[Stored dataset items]
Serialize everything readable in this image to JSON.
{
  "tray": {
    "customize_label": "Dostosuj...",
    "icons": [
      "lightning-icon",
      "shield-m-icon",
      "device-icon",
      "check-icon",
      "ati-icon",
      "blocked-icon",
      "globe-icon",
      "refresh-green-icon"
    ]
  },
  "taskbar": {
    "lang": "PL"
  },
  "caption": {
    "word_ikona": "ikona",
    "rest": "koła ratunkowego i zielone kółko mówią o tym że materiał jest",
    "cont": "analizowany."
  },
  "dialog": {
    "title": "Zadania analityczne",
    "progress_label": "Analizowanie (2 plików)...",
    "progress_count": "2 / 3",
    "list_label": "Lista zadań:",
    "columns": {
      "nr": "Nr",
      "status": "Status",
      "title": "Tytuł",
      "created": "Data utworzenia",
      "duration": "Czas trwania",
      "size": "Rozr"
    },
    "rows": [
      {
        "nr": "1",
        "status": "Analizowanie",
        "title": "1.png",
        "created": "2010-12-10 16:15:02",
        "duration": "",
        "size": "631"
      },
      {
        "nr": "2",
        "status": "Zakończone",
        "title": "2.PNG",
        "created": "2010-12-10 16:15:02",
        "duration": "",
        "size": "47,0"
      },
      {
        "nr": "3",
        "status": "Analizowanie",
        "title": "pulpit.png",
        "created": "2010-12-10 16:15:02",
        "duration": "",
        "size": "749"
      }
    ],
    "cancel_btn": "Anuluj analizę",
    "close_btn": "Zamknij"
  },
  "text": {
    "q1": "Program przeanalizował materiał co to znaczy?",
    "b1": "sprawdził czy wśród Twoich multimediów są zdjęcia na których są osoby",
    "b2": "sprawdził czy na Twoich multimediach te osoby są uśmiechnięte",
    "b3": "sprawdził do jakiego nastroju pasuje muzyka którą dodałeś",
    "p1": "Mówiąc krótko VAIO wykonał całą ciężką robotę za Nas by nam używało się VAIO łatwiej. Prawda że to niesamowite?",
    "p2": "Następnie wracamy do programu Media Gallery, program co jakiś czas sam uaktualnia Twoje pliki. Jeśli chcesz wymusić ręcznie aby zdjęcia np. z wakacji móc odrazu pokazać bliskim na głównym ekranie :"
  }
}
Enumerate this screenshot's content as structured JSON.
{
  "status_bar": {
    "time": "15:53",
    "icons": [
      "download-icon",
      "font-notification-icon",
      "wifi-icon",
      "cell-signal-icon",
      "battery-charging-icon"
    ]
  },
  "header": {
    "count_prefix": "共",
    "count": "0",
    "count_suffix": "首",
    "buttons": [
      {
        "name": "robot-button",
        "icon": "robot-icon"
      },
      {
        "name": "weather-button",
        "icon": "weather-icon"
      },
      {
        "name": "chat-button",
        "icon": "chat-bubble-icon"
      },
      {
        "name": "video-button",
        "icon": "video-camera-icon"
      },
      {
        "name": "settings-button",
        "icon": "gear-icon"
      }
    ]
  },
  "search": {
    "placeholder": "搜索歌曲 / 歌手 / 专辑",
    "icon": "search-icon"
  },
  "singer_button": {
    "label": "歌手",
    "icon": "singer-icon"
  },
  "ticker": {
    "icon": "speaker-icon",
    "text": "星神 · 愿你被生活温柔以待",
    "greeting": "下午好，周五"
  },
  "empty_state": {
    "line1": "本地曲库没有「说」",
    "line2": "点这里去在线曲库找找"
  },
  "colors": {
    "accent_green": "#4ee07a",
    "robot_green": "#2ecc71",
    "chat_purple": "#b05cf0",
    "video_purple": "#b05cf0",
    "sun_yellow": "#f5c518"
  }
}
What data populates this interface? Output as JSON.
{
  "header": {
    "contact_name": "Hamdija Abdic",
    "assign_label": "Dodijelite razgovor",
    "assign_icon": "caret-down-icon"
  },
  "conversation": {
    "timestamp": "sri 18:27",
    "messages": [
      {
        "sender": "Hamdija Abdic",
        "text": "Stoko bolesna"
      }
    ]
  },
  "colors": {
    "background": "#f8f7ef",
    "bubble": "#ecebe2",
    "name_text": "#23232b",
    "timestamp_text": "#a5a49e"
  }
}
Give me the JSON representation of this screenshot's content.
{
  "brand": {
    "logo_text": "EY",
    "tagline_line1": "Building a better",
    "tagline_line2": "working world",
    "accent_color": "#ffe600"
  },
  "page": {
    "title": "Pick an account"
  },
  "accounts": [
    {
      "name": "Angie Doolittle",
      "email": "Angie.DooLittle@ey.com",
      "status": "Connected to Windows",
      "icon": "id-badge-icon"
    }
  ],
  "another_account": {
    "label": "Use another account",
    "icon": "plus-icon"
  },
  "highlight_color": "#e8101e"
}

▶ Task to complete: Please quote the records above exactly, without skipping a line.

▶ Result of the task:
Serialize everything readable in this image to JSON.
{
  "tray": {
    "customize_label": "Dostosuj...",
    "icons": [
      "lightning-icon",
      "shield-m-icon",
      "device-icon",
      "check-icon",
      "ati-icon",
      "blocked-icon",
      "globe-icon",
      "refresh-green-icon"
    ]
  },
  "taskbar": {
    "lang": "PL"
  },
  "caption": {
    "word_ikona": "ikona",
    "rest": "koła ratunkowego i zielone kółko mówią o tym że materiał jest",
    "cont": "analizowany."
  },
  "dialog": {
    "title": "Zadania analityczne",
    "progress_label": "Analizowanie (2 plików)...",
    "progress_count": "2 / 3",
    "list_label": "Lista zadań:",
    "columns": {
      "nr": "Nr",
      "status": "Status",
      "title": "Tytuł",
      "created": "Data utworzenia",
      "duration": "Czas trwania",
      "size": "Rozr"
    },
    "rows": [
      {
        "nr": "1",
        "status": "Analizowanie",
        "title": "1.png",
        "created": "2010-12-10 16:15:02",
        "duration": "",
        "size": "631"
      },
      {
        "nr": "2",
        "status": "Zakończone",
        "title": "2.PNG",
        "created": "2010-12-10 16:15:02",
        "duration": "",
        "size": "47,0"
      },
      {
        "nr": "3",
        "status": "Analizowanie",
        "title": "pulpit.png",
        "created": "2010-12-10 16:15:02",
        "duration": "",
        "size": "749"
      }
    ],
    "cancel_btn": "Anuluj analizę",
    "close_btn": "Zamknij"
  },
  "text": {
    "q1": "Program przeanalizował materiał co to znaczy?",
    "b1": "sprawdził czy wśród Twoich multimediów są zdjęcia na których są osoby",
    "b2": "sprawdził czy na Twoich multimediach te osoby są uśmiechnięte",
    "b3": "sprawdził do jakiego nastroju pasuje muzyka którą dodałeś",
    "p1": "Mówiąc krótko VAIO wykonał całą ciężką robotę za Nas by nam używało się VAIO łatwiej. Prawda że to niesamowite?",
    "p2": "Następnie wracamy do programu Media Gallery, program co jakiś czas sam uaktualnia Twoje pliki. Jeśli chcesz wymusić ręcznie aby zdjęcia np. z wakacji móc odrazu pokazać bliskim na głównym ekranie :"
  }
}
Enumerate this screenshot's content as structured JSON.
{
  "status_bar": {
    "time": "15:53",
    "icons": [
      "download-icon",
      "font-notification-icon",
      "wifi-icon",
      "cell-signal-icon",
      "battery-charging-icon"
    ]
  },
  "header": {
    "count_prefix": "共",
    "count": "0",
    "count_suffix": "首",
    "buttons": [
      {
        "name": "robot-button",
        "icon": "robot-icon"
      },
      {
        "name": "weather-button",
        "icon": "weather-icon"
      },
      {
        "name": "chat-button",
        "icon": "chat-bubble-icon"
      },
      {
        "name": "video-button",
        "icon": "video-camera-icon"
      },
      {
        "name": "settings-button",
        "icon": "gear-icon"
      }
    ]
  },
  "search": {
    "placeholder": "搜索歌曲 / 歌手 / 专辑",
    "icon": "search-icon"
  },
  "singer_button": {
    "label": "歌手",
    "icon": "singer-icon"
  },
  "ticker": {
    "icon": "speaker-icon",
    "text": "星神 · 愿你被生活温柔以待",
    "greeting": "下午好，周五"
  },
  "empty_state": {
    "line1": "本地曲库没有「说」",
    "line2": "点这里去在线曲库找找"
  },
  "colors": {
    "accent_green": "#4ee07a",
    "robot_green": "#2ecc71",
    "chat_purple": "#b05cf0",
    "video_purple": "#b05cf0",
    "sun_yellow": "#f5c518"
  }
}
What data populates this interface? Output as JSON.
{
  "header": {
    "contact_name": "Hamdija Abdic",
    "assign_label": "Dodijelite razgovor",
    "assign_icon": "caret-down-icon"
  },
  "conversation": {
    "timestamp": "sri 18:27",
    "messages": [
      {
        "sender": "Hamdija Abdic",
        "text": "Stoko bolesna"
      }
    ]
  },
  "colors": {
    "background": "#f8f7ef",
    "bubble": "#ecebe2",
    "name_text": "#23232b",
    "timestamp_text": "#a5a49e"
  }
}
Give me the JSON representation of this screenshot's content.
{
  "brand": {
    "logo_text": "EY",
    "tagline_line1": "Building a better",
    "tagline_line2": "working world",
    "accent_color": "#ffe600"
  },
  "page": {
    "title": "Pick an account"
  },
  "accounts": [
    {
      "name": "Angie Doolittle",
      "email": "Angie.DooLittle@ey.com",
      "status": "Connected to Windows",
      "icon": "id-badge-icon"
    }
  ],
  "another_account": {
    "label": "Use another account",
    "icon": "plus-icon"
  },
  "highlight_color": "#e8101e"
}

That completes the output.